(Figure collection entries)
════════════════

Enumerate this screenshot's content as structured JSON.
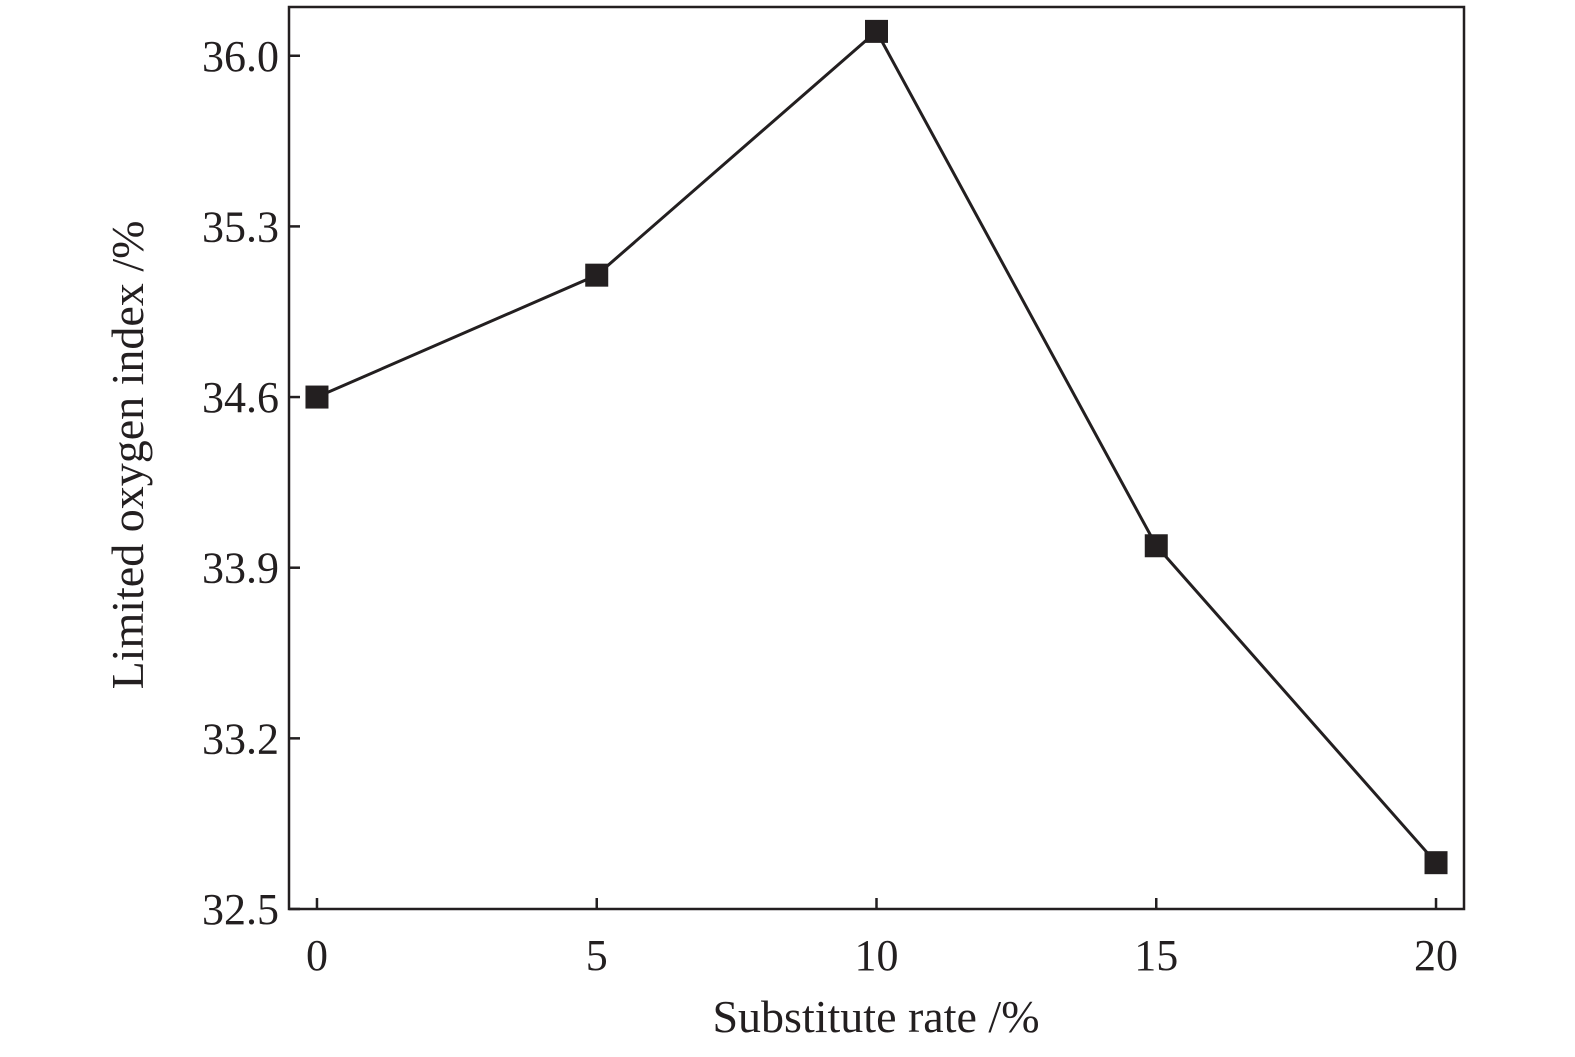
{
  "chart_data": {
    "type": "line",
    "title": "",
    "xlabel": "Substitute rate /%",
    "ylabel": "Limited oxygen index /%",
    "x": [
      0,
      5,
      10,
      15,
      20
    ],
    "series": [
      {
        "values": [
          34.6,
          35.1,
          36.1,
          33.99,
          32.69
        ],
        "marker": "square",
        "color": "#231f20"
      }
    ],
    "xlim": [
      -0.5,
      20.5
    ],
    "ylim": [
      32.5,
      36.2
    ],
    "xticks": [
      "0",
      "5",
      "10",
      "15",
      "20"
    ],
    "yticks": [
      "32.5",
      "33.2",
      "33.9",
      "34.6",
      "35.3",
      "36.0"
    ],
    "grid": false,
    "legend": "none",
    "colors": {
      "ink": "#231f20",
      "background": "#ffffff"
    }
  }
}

════════════════

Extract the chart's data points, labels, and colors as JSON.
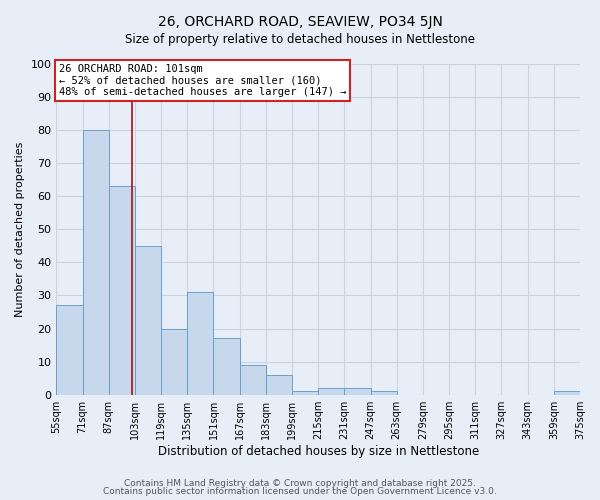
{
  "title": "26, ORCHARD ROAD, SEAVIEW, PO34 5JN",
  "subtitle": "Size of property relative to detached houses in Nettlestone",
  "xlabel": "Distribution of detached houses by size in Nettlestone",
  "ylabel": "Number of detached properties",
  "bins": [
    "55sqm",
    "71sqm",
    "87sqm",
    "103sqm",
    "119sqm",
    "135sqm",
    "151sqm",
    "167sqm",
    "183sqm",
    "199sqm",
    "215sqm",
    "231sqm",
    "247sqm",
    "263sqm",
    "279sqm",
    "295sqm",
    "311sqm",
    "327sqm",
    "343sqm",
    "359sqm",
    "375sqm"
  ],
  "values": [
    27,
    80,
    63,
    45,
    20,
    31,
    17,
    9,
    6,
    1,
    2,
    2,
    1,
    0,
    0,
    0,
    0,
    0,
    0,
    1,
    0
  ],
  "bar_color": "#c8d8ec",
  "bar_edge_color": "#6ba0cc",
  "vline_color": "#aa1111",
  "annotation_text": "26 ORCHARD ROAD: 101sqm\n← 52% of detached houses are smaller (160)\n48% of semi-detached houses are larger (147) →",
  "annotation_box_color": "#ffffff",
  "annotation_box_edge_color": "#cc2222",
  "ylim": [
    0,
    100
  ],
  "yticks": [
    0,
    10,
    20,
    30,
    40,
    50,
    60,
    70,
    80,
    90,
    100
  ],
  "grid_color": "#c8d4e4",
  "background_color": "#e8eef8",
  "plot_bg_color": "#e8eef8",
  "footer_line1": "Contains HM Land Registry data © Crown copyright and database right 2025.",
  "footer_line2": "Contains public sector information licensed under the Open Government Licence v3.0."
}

════════════════

#### EXERCISE BRIEF
Select the lines from the entries that include the word "xlabel".

#### THE SOLUTION
    "xlabel": "Substitute rate /%",
  "xlabel": "Distribution of detached houses by size in Nettlestone",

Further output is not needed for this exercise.